Task goal: Retype only what runs from the line that contains "Extract the structured" through the last line of the listing below, both lines included.

Excerpted records:
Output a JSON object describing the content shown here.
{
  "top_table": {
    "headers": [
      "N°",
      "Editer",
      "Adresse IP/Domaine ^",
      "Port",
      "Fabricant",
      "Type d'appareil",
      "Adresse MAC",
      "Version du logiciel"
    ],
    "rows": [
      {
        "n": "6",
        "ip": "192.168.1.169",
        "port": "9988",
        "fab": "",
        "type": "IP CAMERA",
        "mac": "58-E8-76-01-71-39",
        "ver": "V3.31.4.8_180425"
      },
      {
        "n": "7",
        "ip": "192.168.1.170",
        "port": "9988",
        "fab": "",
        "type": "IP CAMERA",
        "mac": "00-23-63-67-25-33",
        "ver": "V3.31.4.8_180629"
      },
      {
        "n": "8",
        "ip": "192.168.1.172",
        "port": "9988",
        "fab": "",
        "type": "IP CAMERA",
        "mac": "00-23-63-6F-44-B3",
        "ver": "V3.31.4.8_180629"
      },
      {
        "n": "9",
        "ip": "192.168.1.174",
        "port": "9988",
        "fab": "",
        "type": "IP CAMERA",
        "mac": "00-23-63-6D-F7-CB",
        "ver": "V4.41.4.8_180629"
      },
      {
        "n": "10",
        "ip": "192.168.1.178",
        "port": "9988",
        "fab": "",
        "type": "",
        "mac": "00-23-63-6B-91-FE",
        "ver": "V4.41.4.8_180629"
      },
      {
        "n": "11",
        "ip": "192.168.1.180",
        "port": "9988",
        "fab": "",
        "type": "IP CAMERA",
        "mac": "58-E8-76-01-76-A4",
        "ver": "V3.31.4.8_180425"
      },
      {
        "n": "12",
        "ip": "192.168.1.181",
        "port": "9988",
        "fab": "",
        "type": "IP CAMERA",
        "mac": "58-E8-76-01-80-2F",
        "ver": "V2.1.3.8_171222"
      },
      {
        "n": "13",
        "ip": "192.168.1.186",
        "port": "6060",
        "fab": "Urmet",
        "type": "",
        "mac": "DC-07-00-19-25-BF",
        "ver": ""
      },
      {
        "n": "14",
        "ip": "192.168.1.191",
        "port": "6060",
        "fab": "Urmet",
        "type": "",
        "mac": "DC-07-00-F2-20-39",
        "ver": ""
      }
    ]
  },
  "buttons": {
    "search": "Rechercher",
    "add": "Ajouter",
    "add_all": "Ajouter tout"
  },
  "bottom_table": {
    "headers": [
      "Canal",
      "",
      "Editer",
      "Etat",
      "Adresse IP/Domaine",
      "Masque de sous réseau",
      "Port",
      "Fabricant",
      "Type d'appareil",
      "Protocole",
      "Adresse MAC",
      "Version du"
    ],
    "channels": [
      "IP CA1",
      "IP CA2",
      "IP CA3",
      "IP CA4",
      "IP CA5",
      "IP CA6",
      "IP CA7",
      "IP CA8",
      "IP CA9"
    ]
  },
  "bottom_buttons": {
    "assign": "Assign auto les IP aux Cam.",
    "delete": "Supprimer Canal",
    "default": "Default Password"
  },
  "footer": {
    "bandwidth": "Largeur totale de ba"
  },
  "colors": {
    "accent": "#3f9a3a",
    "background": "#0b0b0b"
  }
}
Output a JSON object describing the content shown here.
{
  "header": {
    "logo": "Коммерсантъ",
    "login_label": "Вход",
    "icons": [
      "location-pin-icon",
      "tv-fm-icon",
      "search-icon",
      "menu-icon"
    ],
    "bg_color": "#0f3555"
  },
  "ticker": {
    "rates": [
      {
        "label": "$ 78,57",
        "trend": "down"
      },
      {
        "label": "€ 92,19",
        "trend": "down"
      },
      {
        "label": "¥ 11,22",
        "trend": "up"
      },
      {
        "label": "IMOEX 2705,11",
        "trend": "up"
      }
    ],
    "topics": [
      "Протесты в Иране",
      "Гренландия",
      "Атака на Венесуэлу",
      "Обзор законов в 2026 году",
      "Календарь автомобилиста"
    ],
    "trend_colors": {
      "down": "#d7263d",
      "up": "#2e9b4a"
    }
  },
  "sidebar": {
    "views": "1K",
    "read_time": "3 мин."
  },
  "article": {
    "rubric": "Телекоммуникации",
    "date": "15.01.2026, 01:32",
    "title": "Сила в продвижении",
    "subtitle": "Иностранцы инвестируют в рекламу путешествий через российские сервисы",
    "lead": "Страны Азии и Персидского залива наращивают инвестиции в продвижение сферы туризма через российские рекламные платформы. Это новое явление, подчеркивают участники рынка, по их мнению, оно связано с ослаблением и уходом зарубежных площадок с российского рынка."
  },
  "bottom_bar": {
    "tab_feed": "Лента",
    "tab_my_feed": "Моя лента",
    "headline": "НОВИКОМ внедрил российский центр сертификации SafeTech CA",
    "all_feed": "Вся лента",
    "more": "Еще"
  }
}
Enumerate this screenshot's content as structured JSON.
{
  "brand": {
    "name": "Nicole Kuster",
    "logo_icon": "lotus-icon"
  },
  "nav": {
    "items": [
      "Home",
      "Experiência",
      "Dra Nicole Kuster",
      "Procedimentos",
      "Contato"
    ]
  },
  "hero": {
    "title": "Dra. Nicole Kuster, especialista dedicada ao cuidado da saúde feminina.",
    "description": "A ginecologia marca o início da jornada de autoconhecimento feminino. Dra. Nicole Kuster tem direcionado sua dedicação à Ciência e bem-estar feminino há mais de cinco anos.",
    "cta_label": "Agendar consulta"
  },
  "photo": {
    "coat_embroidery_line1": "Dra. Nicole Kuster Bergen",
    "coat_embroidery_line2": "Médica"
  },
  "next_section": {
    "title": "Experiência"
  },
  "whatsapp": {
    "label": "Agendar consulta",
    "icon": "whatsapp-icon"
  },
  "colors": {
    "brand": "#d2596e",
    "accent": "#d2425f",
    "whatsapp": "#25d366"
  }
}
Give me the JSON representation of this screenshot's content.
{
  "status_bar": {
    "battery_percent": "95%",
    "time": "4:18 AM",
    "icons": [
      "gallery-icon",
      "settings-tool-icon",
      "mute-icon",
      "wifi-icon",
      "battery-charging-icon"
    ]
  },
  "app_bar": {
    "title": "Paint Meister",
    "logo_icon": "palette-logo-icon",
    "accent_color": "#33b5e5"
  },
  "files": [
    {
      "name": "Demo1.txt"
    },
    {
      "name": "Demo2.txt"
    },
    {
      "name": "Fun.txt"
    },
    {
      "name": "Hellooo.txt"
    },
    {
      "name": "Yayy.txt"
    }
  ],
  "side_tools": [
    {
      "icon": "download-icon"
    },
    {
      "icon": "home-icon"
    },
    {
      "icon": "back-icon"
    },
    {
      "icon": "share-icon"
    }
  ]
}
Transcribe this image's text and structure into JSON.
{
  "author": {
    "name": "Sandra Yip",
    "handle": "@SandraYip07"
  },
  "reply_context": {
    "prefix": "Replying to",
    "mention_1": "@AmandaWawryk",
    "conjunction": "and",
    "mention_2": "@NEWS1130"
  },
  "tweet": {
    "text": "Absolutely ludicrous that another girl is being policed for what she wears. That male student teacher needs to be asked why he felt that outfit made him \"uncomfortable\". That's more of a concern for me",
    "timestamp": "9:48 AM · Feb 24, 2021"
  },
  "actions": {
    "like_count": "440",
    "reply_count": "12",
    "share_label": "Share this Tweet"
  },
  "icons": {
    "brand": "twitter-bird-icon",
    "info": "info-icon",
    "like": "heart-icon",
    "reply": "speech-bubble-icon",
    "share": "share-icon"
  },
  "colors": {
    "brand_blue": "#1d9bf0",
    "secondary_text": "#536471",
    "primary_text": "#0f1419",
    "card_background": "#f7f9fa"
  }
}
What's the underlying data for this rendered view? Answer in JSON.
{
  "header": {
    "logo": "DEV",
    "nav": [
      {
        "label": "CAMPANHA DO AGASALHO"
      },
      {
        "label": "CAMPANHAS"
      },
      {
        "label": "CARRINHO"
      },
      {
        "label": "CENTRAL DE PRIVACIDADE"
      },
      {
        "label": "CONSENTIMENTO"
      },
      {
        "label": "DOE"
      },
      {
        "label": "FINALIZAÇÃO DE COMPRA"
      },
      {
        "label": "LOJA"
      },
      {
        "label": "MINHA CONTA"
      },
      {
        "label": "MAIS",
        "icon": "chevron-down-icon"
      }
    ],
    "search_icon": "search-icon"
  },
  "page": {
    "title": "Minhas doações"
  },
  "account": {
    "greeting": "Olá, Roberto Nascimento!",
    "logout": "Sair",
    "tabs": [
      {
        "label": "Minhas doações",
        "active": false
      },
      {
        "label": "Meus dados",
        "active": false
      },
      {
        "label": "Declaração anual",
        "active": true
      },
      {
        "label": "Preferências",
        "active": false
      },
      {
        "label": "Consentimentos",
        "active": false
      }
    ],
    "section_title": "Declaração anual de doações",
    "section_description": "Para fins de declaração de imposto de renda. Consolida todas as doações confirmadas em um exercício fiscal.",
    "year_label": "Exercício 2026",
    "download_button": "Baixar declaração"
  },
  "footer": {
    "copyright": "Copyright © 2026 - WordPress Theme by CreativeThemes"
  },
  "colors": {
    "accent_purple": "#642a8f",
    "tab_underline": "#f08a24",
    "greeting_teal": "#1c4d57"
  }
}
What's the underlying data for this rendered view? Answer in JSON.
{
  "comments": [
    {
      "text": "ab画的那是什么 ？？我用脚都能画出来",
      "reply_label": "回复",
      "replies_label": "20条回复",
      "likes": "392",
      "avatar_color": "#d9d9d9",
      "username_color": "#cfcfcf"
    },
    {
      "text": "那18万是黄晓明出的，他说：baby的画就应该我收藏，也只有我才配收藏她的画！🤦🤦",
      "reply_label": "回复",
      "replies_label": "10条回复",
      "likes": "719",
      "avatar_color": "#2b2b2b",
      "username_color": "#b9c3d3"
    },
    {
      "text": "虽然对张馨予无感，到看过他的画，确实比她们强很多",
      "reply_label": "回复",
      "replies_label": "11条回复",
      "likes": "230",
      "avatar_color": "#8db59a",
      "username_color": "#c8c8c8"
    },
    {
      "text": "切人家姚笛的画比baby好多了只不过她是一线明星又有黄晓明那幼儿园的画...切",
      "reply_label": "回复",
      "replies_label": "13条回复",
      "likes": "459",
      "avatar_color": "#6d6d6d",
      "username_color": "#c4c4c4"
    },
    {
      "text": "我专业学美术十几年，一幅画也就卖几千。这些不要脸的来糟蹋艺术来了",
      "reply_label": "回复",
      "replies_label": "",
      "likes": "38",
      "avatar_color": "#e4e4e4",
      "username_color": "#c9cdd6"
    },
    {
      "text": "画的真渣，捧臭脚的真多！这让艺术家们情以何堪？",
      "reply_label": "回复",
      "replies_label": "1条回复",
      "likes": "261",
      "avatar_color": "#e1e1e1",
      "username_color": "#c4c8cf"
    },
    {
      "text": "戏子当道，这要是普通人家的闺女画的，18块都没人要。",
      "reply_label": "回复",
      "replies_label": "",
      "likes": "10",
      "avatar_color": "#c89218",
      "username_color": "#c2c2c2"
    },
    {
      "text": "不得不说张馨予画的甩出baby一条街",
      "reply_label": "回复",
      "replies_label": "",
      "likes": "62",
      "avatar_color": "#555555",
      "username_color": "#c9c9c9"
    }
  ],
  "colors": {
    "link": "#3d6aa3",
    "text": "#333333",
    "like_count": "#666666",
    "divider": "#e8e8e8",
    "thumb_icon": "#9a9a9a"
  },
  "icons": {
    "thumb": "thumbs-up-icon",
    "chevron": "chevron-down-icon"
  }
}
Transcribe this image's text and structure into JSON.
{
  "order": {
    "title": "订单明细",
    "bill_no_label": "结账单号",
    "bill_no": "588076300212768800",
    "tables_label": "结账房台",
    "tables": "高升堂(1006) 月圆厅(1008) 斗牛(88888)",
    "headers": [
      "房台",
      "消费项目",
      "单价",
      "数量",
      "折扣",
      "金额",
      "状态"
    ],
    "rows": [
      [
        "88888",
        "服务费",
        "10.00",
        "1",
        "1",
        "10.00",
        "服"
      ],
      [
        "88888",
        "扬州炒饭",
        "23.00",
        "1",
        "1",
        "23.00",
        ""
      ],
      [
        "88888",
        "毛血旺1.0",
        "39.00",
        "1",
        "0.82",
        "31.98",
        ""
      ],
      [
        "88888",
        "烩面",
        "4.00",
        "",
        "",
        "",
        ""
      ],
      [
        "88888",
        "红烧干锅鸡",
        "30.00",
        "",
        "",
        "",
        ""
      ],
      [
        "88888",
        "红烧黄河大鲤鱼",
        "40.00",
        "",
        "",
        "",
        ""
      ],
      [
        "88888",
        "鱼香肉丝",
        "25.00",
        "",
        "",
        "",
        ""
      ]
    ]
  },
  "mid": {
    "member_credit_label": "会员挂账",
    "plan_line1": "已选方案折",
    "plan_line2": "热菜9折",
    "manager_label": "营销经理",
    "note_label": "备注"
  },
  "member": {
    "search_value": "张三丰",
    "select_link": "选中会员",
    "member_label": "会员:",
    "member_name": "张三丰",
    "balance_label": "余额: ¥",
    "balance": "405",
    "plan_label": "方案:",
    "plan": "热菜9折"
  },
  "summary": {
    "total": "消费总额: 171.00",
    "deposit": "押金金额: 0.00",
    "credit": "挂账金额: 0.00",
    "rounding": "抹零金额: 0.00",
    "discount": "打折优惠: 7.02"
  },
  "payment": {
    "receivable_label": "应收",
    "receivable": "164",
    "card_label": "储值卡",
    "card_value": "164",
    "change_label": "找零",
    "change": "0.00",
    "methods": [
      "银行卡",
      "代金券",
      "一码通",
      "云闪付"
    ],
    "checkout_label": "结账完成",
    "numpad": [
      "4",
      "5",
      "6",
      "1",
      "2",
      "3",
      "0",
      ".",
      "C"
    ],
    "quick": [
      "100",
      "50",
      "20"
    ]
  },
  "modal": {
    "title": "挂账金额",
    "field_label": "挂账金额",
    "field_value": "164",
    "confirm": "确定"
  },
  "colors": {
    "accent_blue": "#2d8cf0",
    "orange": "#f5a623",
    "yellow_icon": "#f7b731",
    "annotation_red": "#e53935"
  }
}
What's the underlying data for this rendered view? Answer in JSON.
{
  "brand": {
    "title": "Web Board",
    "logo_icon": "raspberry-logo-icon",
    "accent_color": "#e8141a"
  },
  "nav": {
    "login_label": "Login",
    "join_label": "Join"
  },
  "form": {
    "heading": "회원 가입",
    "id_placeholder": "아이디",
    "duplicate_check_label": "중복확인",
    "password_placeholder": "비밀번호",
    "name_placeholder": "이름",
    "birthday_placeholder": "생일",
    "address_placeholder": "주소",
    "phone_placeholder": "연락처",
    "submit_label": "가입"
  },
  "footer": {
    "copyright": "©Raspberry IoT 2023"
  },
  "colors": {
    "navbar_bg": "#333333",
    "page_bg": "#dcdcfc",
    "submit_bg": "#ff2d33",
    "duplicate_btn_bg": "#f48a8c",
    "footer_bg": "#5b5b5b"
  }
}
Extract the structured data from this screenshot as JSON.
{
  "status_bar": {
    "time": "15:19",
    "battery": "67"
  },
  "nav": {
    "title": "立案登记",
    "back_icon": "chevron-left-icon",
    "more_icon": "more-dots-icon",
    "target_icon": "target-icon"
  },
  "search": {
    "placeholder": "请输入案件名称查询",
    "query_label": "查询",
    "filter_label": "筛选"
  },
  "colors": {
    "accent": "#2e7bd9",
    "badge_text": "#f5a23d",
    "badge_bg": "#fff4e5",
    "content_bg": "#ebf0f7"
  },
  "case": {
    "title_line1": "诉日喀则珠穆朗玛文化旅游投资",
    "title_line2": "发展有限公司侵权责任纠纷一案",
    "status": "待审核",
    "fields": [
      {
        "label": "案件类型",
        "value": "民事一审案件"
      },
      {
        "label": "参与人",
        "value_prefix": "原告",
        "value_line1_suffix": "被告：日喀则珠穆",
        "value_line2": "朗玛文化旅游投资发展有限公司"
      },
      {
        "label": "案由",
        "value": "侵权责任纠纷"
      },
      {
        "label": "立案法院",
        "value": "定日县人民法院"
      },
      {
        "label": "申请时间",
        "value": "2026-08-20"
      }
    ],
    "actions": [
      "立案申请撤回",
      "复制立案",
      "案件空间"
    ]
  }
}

Exercise solution:
Extract the structured data from this screenshot as JSON.
{
  "status_bar": {
    "time": "15:19",
    "battery": "67"
  },
  "nav": {
    "title": "立案登记",
    "back_icon": "chevron-left-icon",
    "more_icon": "more-dots-icon",
    "target_icon": "target-icon"
  },
  "search": {
    "placeholder": "请输入案件名称查询",
    "query_label": "查询",
    "filter_label": "筛选"
  },
  "colors": {
    "accent": "#2e7bd9",
    "badge_text": "#f5a23d",
    "badge_bg": "#fff4e5",
    "content_bg": "#ebf0f7"
  },
  "case": {
    "title_line1": "诉日喀则珠穆朗玛文化旅游投资",
    "title_line2": "发展有限公司侵权责任纠纷一案",
    "status": "待审核",
    "fields": [
      {
        "label": "案件类型",
        "value": "民事一审案件"
      },
      {
        "label": "参与人",
        "value_prefix": "原告",
        "value_line1_suffix": "被告：日喀则珠穆",
        "value_line2": "朗玛文化旅游投资发展有限公司"
      },
      {
        "label": "案由",
        "value": "侵权责任纠纷"
      },
      {
        "label": "立案法院",
        "value": "定日县人民法院"
      },
      {
        "label": "申请时间",
        "value": "2026-08-20"
      }
    ],
    "actions": [
      "立案申请撤回",
      "复制立案",
      "案件空间"
    ]
  }
}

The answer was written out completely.